## Data provided
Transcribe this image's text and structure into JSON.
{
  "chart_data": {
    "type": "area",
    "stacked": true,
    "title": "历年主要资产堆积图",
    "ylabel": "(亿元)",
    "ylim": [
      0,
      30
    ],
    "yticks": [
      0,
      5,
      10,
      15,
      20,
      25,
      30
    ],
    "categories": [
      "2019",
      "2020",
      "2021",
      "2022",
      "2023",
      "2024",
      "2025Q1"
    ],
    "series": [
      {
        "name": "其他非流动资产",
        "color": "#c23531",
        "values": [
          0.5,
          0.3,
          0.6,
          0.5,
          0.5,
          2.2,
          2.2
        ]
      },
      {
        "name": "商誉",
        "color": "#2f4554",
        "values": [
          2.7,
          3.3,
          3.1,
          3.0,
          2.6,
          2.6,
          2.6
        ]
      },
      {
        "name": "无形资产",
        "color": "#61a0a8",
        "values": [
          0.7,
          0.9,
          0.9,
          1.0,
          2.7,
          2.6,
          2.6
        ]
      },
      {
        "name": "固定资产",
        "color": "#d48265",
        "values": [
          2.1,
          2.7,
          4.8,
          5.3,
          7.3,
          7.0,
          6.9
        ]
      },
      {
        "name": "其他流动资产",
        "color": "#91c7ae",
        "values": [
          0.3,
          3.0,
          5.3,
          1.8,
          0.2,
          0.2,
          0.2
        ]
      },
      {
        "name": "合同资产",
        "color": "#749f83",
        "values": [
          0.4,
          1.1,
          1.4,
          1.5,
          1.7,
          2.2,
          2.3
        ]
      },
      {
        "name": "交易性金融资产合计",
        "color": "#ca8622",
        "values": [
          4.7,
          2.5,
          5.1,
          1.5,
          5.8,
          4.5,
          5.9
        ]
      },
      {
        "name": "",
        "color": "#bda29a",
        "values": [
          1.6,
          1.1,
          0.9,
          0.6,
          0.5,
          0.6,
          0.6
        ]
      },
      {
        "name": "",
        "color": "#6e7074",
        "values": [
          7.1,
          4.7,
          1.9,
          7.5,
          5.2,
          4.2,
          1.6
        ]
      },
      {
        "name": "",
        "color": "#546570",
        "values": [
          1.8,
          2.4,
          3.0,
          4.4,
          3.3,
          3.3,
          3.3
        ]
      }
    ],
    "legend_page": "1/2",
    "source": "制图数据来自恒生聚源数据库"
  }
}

## What you should do
Select every line in the records above that contains the word "color".

## Solved problem
        "color": "#c23531",
        "color": "#2f4554",
        "color": "#61a0a8",
        "color": "#d48265",
        "color": "#91c7ae",
        "color": "#749f83",
        "color": "#ca8622",
        "color": "#bda29a",
        "color": "#6e7074",
        "color": "#546570",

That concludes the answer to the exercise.